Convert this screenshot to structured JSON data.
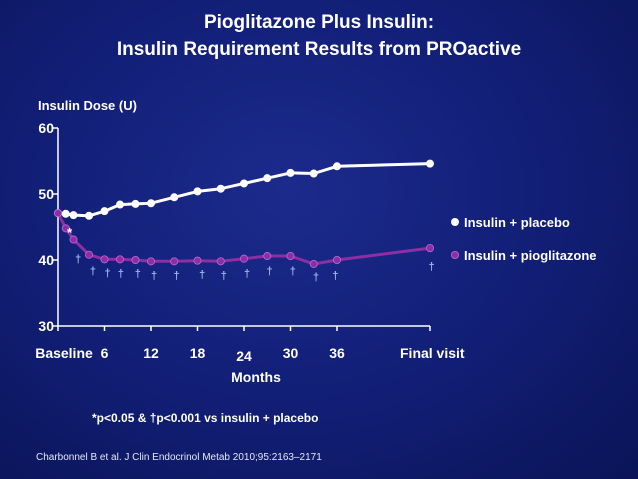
{
  "title_line1": "Pioglitazone Plus Insulin:",
  "title_line2": "Insulin Requirement Results from PROactive",
  "footnote": "*p<0.05 & †p<0.001 vs insulin + placebo",
  "citation": "Charbonnel B et al. J Clin Endocrinol Metab 2010;95:2163–2171",
  "colors": {
    "placebo": "#ffffff",
    "pioglitazone": "#8b2fa3",
    "marker": "#9fb0e8",
    "background": "#13207a"
  },
  "chart_data": {
    "type": "line",
    "title": "Pioglitazone Plus Insulin: Insulin Requirement Results from PROactive",
    "ylabel": "Insulin Dose (U)",
    "xlabel": "Months",
    "ylim": [
      30,
      60
    ],
    "yticks": [
      30,
      40,
      50,
      60
    ],
    "xlim": [
      0,
      48
    ],
    "xticks": [
      {
        "value": 0,
        "label": "Baseline"
      },
      {
        "value": 6,
        "label": "6"
      },
      {
        "value": 12,
        "label": "12"
      },
      {
        "value": 18,
        "label": "18"
      },
      {
        "value": 24,
        "label": "24"
      },
      {
        "value": 30,
        "label": "30"
      },
      {
        "value": 36,
        "label": "36"
      },
      {
        "value": 48,
        "label": "Final visit"
      }
    ],
    "legend": "right",
    "series": [
      {
        "name": "Insulin + placebo",
        "x": [
          0,
          1,
          2,
          4,
          6,
          8,
          10,
          12,
          15,
          18,
          21,
          24,
          27,
          30,
          33,
          36,
          48
        ],
        "values": [
          47.1,
          47.0,
          46.8,
          46.7,
          47.4,
          48.4,
          48.5,
          48.6,
          49.5,
          50.4,
          50.8,
          51.6,
          52.4,
          53.2,
          53.1,
          54.2,
          54.6
        ]
      },
      {
        "name": "Insulin + pioglitazone",
        "x": [
          0,
          1,
          2,
          4,
          6,
          8,
          10,
          12,
          15,
          18,
          21,
          24,
          27,
          30,
          33,
          36,
          48
        ],
        "values": [
          47.1,
          44.8,
          43.1,
          40.8,
          40.1,
          40.1,
          40.0,
          39.8,
          39.8,
          39.9,
          39.8,
          40.2,
          40.6,
          40.6,
          39.4,
          40.0,
          41.8
        ]
      }
    ],
    "significance": [
      {
        "x": 1.5,
        "y": 43.5,
        "symbol": "*"
      },
      {
        "x": 2.6,
        "y": 39.6,
        "symbol": "†"
      },
      {
        "x": 4.5,
        "y": 37.8,
        "symbol": "†"
      },
      {
        "x": 6.4,
        "y": 37.5,
        "symbol": "†"
      },
      {
        "x": 8.1,
        "y": 37.4,
        "symbol": "†"
      },
      {
        "x": 10.3,
        "y": 37.4,
        "symbol": "†"
      },
      {
        "x": 12.4,
        "y": 37.1,
        "symbol": "†"
      },
      {
        "x": 15.3,
        "y": 37.1,
        "symbol": "†"
      },
      {
        "x": 18.6,
        "y": 37.3,
        "symbol": "†"
      },
      {
        "x": 21.4,
        "y": 37.1,
        "symbol": "†"
      },
      {
        "x": 24.4,
        "y": 37.4,
        "symbol": "†"
      },
      {
        "x": 27.3,
        "y": 37.8,
        "symbol": "†"
      },
      {
        "x": 30.3,
        "y": 37.8,
        "symbol": "†"
      },
      {
        "x": 33.3,
        "y": 36.9,
        "symbol": "†"
      },
      {
        "x": 35.8,
        "y": 37.1,
        "symbol": "†"
      },
      {
        "x": 48.2,
        "y": 38.5,
        "symbol": "†"
      }
    ]
  }
}
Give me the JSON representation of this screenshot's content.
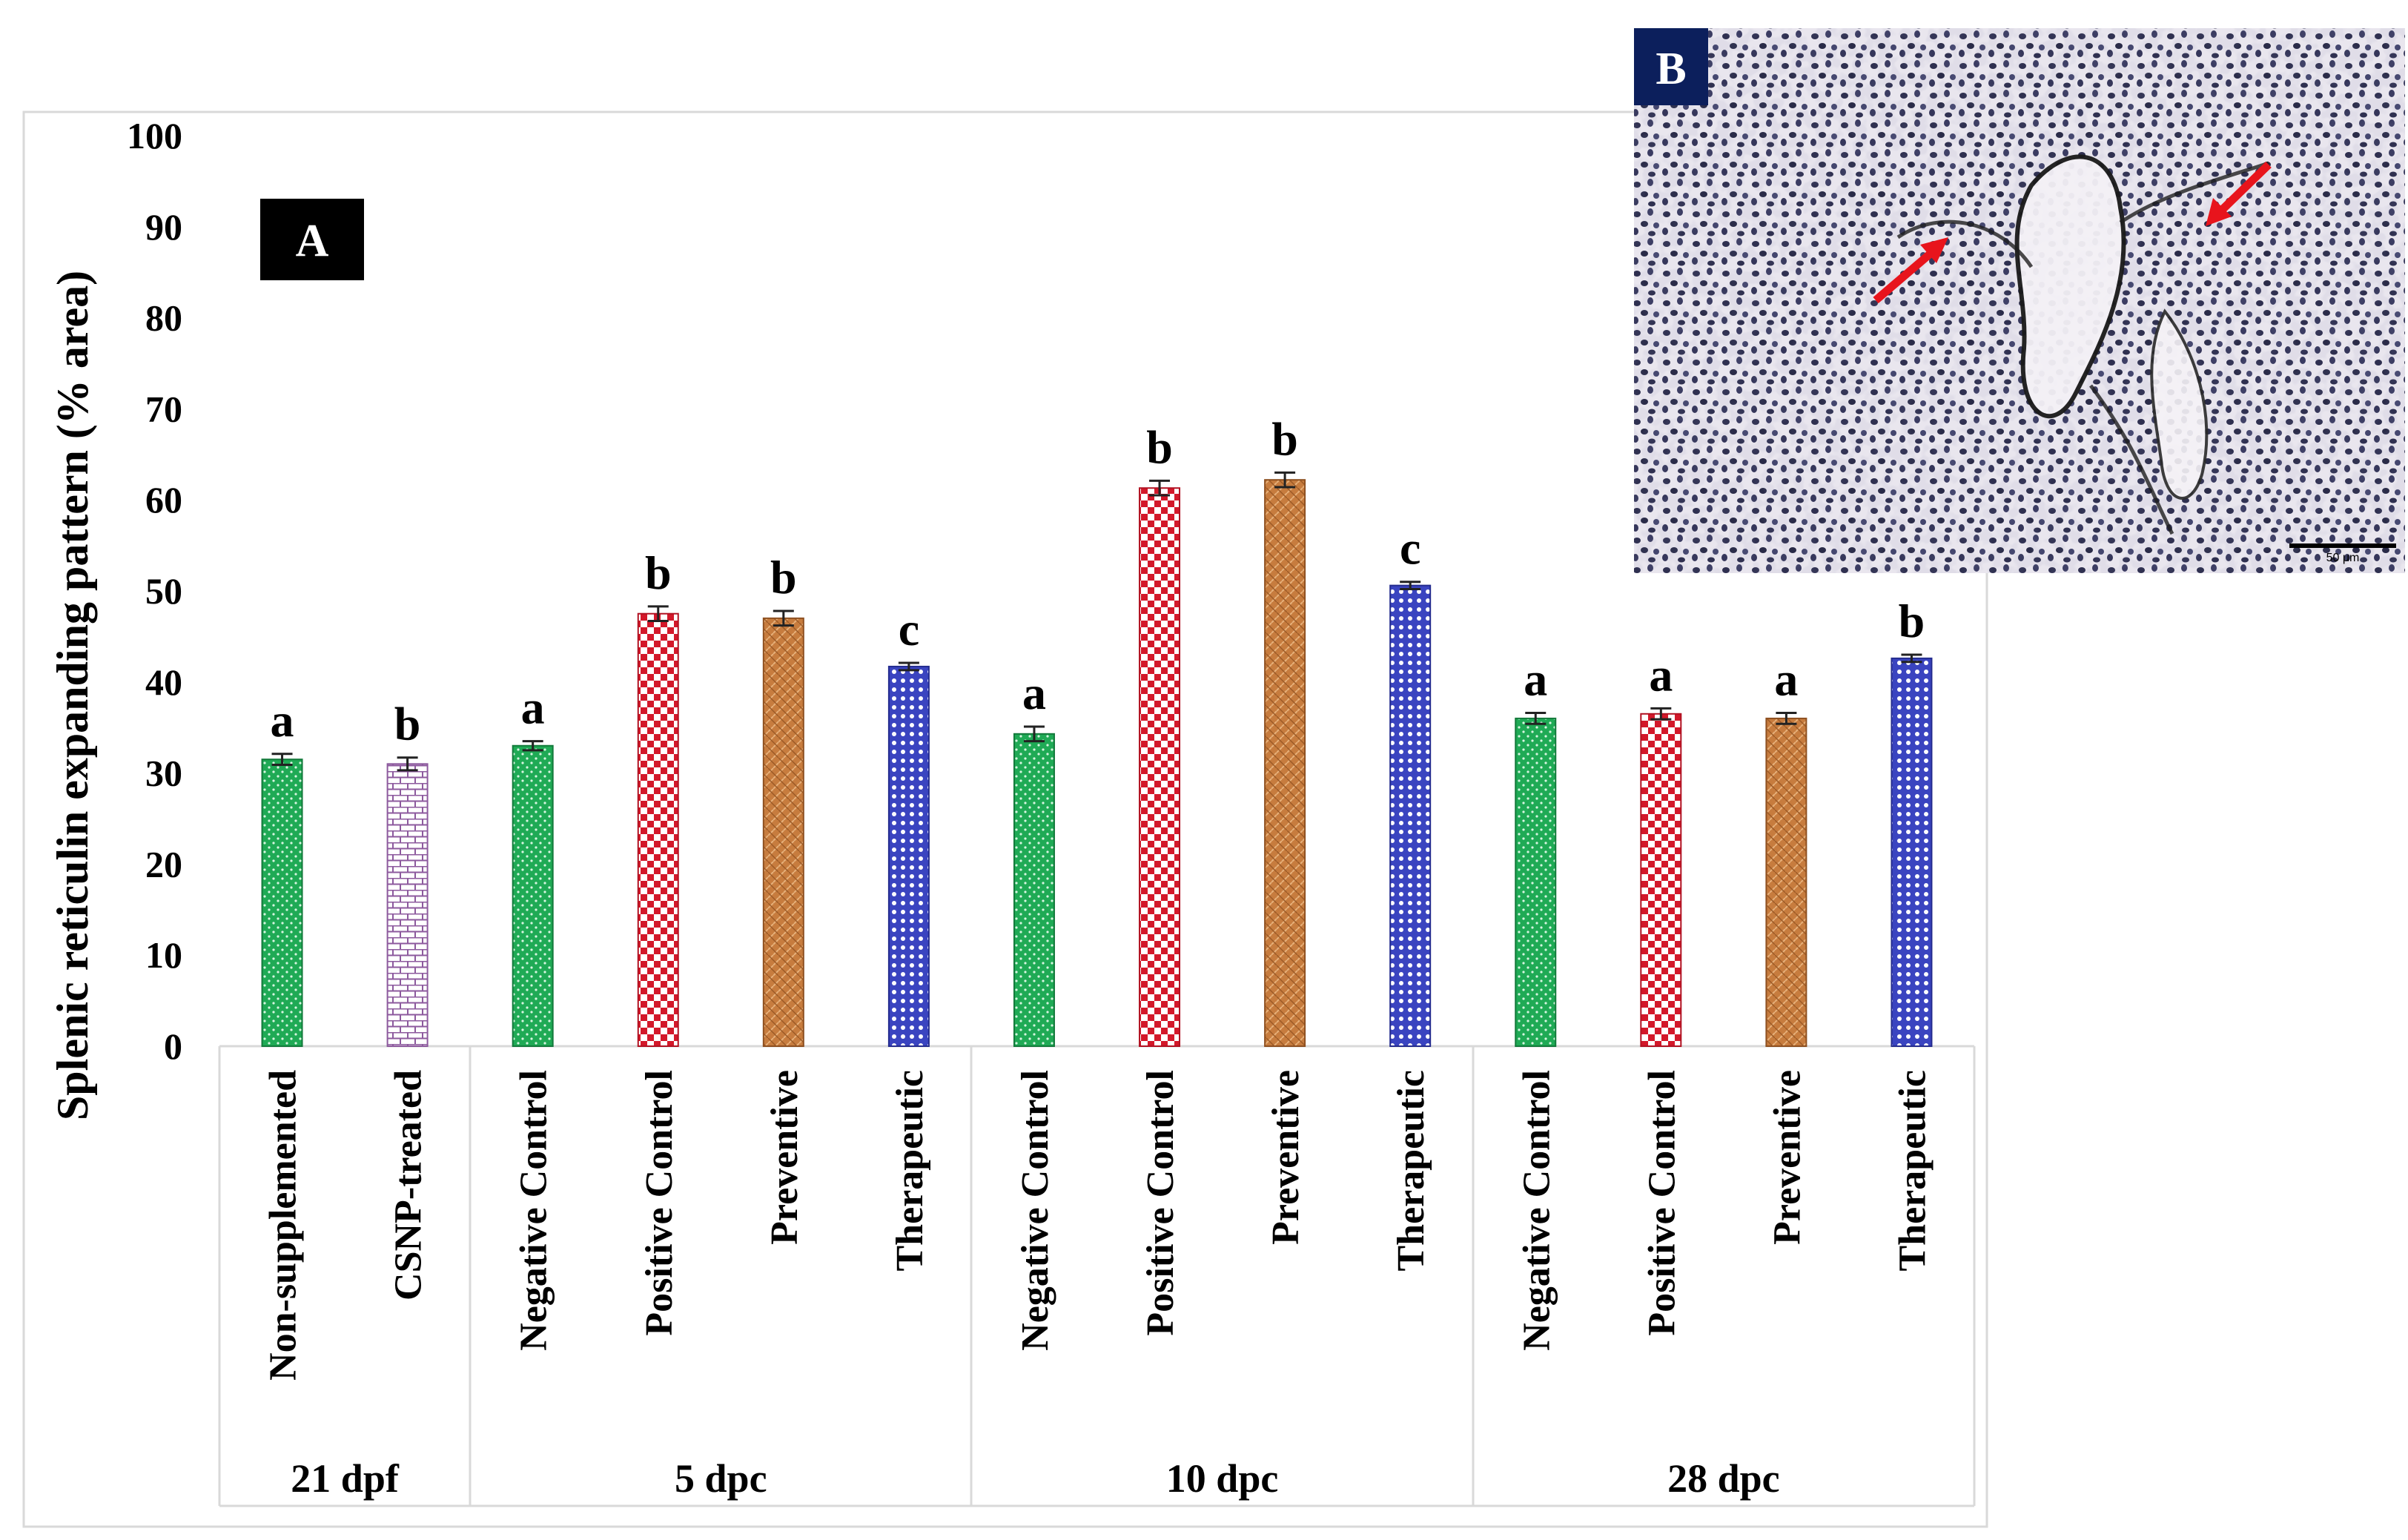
{
  "chart_data": {
    "type": "bar",
    "panel_label": "A",
    "ylabel": "Splenic reticulin expanding pattern (% area)",
    "xlabel": "",
    "ylim": [
      0,
      100
    ],
    "yticks": [
      0,
      10,
      20,
      30,
      40,
      50,
      60,
      70,
      80,
      90,
      100
    ],
    "grid": false,
    "legend": "none",
    "groups": [
      {
        "name": "21 dpf",
        "bars": [
          {
            "label": "Non-supplemented",
            "value": 31.5,
            "error": 0.6,
            "sig": "a",
            "pattern": "green"
          },
          {
            "label": "CSNP-treated",
            "value": 31.0,
            "error": 0.7,
            "sig": "b",
            "pattern": "brick"
          }
        ]
      },
      {
        "name": "5 dpc",
        "bars": [
          {
            "label": "Negative Control",
            "value": 33.0,
            "error": 0.5,
            "sig": "a",
            "pattern": "green"
          },
          {
            "label": "Positive Control",
            "value": 47.5,
            "error": 0.8,
            "sig": "b",
            "pattern": "check"
          },
          {
            "label": "Preventive",
            "value": 47.0,
            "error": 0.8,
            "sig": "b",
            "pattern": "orange"
          },
          {
            "label": "Therapeutic",
            "value": 41.7,
            "error": 0.4,
            "sig": "c",
            "pattern": "blue"
          }
        ]
      },
      {
        "name": "10 dpc",
        "bars": [
          {
            "label": "Negative Control",
            "value": 34.3,
            "error": 0.8,
            "sig": "a",
            "pattern": "green"
          },
          {
            "label": "Positive Control",
            "value": 61.3,
            "error": 0.8,
            "sig": "b",
            "pattern": "check"
          },
          {
            "label": "Preventive",
            "value": 62.2,
            "error": 0.8,
            "sig": "b",
            "pattern": "orange"
          },
          {
            "label": "Therapeutic",
            "value": 50.6,
            "error": 0.4,
            "sig": "c",
            "pattern": "blue"
          }
        ]
      },
      {
        "name": "28 dpc",
        "bars": [
          {
            "label": "Negative Control",
            "value": 36.0,
            "error": 0.6,
            "sig": "a",
            "pattern": "green"
          },
          {
            "label": "Positive Control",
            "value": 36.5,
            "error": 0.6,
            "sig": "a",
            "pattern": "check"
          },
          {
            "label": "Preventive",
            "value": 36.0,
            "error": 0.6,
            "sig": "a",
            "pattern": "orange"
          },
          {
            "label": "Therapeutic",
            "value": 42.6,
            "error": 0.4,
            "sig": "b",
            "pattern": "blue"
          }
        ]
      }
    ]
  },
  "micrograph": {
    "panel_label": "B",
    "arrow_color": "#e8141c",
    "scale_text": "50 μm"
  },
  "colors": {
    "green": "#1faa55",
    "check_red": "#d3182a",
    "orange": "#c77c3e",
    "blue": "#3a44c0",
    "brick": "#8d5a9e",
    "label_bg": "#000000",
    "b_label_bg": "#0c1f5c"
  }
}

━━━━━━━━━━━━━━━━━━━━

Leave out all images, then reproduce the entries above exactly.

Convert this screenshot to structured JSON data.
{
  "title_line1": "Pioglitazone Plus Insulin:",
  "title_line2": "Insulin Requirement Results from PROactive",
  "footnote": "*p<0.05 & †p<0.001 vs insulin + placebo",
  "citation": "Charbonnel B et al. J Clin Endocrinol Metab 2010;95:2163–2171",
  "colors": {
    "placebo": "#ffffff",
    "pioglitazone": "#8b2fa3",
    "marker": "#9fb0e8",
    "background": "#13207a"
  },
  "chart_data": {
    "type": "line",
    "title": "Pioglitazone Plus Insulin: Insulin Requirement Results from PROactive",
    "ylabel": "Insulin Dose (U)",
    "xlabel": "Months",
    "ylim": [
      30,
      60
    ],
    "yticks": [
      30,
      40,
      50,
      60
    ],
    "xlim": [
      0,
      48
    ],
    "xticks": [
      {
        "value": 0,
        "label": "Baseline"
      },
      {
        "value": 6,
        "label": "6"
      },
      {
        "value": 12,
        "label": "12"
      },
      {
        "value": 18,
        "label": "18"
      },
      {
        "value": 24,
        "label": "24"
      },
      {
        "value": 30,
        "label": "30"
      },
      {
        "value": 36,
        "label": "36"
      },
      {
        "value": 48,
        "label": "Final visit"
      }
    ],
    "legend": "right",
    "series": [
      {
        "name": "Insulin + placebo",
        "x": [
          0,
          1,
          2,
          4,
          6,
          8,
          10,
          12,
          15,
          18,
          21,
          24,
          27,
          30,
          33,
          36,
          48
        ],
        "values": [
          47.1,
          47.0,
          46.8,
          46.7,
          47.4,
          48.4,
          48.5,
          48.6,
          49.5,
          50.4,
          50.8,
          51.6,
          52.4,
          53.2,
          53.1,
          54.2,
          54.6
        ]
      },
      {
        "name": "Insulin + pioglitazone",
        "x": [
          0,
          1,
          2,
          4,
          6,
          8,
          10,
          12,
          15,
          18,
          21,
          24,
          27,
          30,
          33,
          36,
          48
        ],
        "values": [
          47.1,
          44.8,
          43.1,
          40.8,
          40.1,
          40.1,
          40.0,
          39.8,
          39.8,
          39.9,
          39.8,
          40.2,
          40.6,
          40.6,
          39.4,
          40.0,
          41.8
        ]
      }
    ],
    "significance": [
      {
        "x": 1.5,
        "y": 43.5,
        "symbol": "*"
      },
      {
        "x": 2.6,
        "y": 39.6,
        "symbol": "†"
      },
      {
        "x": 4.5,
        "y": 37.8,
        "symbol": "†"
      },
      {
        "x": 6.4,
        "y": 37.5,
        "symbol": "†"
      },
      {
        "x": 8.1,
        "y": 37.4,
        "symbol": "†"
      },
      {
        "x": 10.3,
        "y": 37.4,
        "symbol": "†"
      },
      {
        "x": 12.4,
        "y": 37.1,
        "symbol": "†"
      },
      {
        "x": 15.3,
        "y": 37.1,
        "symbol": "†"
      },
      {
        "x": 18.6,
        "y": 37.3,
        "symbol": "†"
      },
      {
        "x": 21.4,
        "y": 37.1,
        "symbol": "†"
      },
      {
        "x": 24.4,
        "y": 37.4,
        "symbol": "†"
      },
      {
        "x": 27.3,
        "y": 37.8,
        "symbol": "†"
      },
      {
        "x": 30.3,
        "y": 37.8,
        "symbol": "†"
      },
      {
        "x": 33.3,
        "y": 36.9,
        "symbol": "†"
      },
      {
        "x": 35.8,
        "y": 37.1,
        "symbol": "†"
      },
      {
        "x": 48.2,
        "y": 38.5,
        "symbol": "†"
      }
    ]
  }
}
Give me the JSON representation of this screenshot's content.
{
  "chart_data": {
    "type": "bar",
    "panel_label": "A",
    "ylabel": "Splenic reticulin expanding pattern (% area)",
    "xlabel": "",
    "ylim": [
      0,
      100
    ],
    "yticks": [
      0,
      10,
      20,
      30,
      40,
      50,
      60,
      70,
      80,
      90,
      100
    ],
    "grid": false,
    "legend": "none",
    "groups": [
      {
        "name": "21 dpf",
        "bars": [
          {
            "label": "Non-supplemented",
            "value": 31.5,
            "error": 0.6,
            "sig": "a",
            "pattern": "green"
          },
          {
            "label": "CSNP-treated",
            "value": 31.0,
            "error": 0.7,
            "sig": "b",
            "pattern": "brick"
          }
        ]
      },
      {
        "name": "5 dpc",
        "bars": [
          {
            "label": "Negative Control",
            "value": 33.0,
            "error": 0.5,
            "sig": "a",
            "pattern": "green"
          },
          {
            "label": "Positive Control",
            "value": 47.5,
            "error": 0.8,
            "sig": "b",
            "pattern": "check"
          },
          {
            "label": "Preventive",
            "value": 47.0,
            "error": 0.8,
            "sig": "b",
            "pattern": "orange"
          },
          {
            "label": "Therapeutic",
            "value": 41.7,
            "error": 0.4,
            "sig": "c",
            "pattern": "blue"
          }
        ]
      },
      {
        "name": "10 dpc",
        "bars": [
          {
            "label": "Negative Control",
            "value": 34.3,
            "error": 0.8,
            "sig": "a",
            "pattern": "green"
          },
          {
            "label": "Positive Control",
            "value": 61.3,
            "error": 0.8,
            "sig": "b",
            "pattern": "check"
          },
          {
            "label": "Preventive",
            "value": 62.2,
            "error": 0.8,
            "sig": "b",
            "pattern": "orange"
          },
          {
            "label": "Therapeutic",
            "value": 50.6,
            "error": 0.4,
            "sig": "c",
            "pattern": "blue"
          }
        ]
      },
      {
        "name": "28 dpc",
        "bars": [
          {
            "label": "Negative Control",
            "value": 36.0,
            "error": 0.6,
            "sig": "a",
            "pattern": "green"
          },
          {
            "label": "Positive Control",
            "value": 36.5,
            "error": 0.6,
            "sig": "a",
            "pattern": "check"
          },
          {
            "label": "Preventive",
            "value": 36.0,
            "error": 0.6,
            "sig": "a",
            "pattern": "orange"
          },
          {
            "label": "Therapeutic",
            "value": 42.6,
            "error": 0.4,
            "sig": "b",
            "pattern": "blue"
          }
        ]
      }
    ]
  },
  "micrograph": {
    "panel_label": "B",
    "arrow_color": "#e8141c",
    "scale_text": "50 μm"
  },
  "colors": {
    "green": "#1faa55",
    "check_red": "#d3182a",
    "orange": "#c77c3e",
    "blue": "#3a44c0",
    "brick": "#8d5a9e",
    "label_bg": "#000000",
    "b_label_bg": "#0c1f5c"
  }
}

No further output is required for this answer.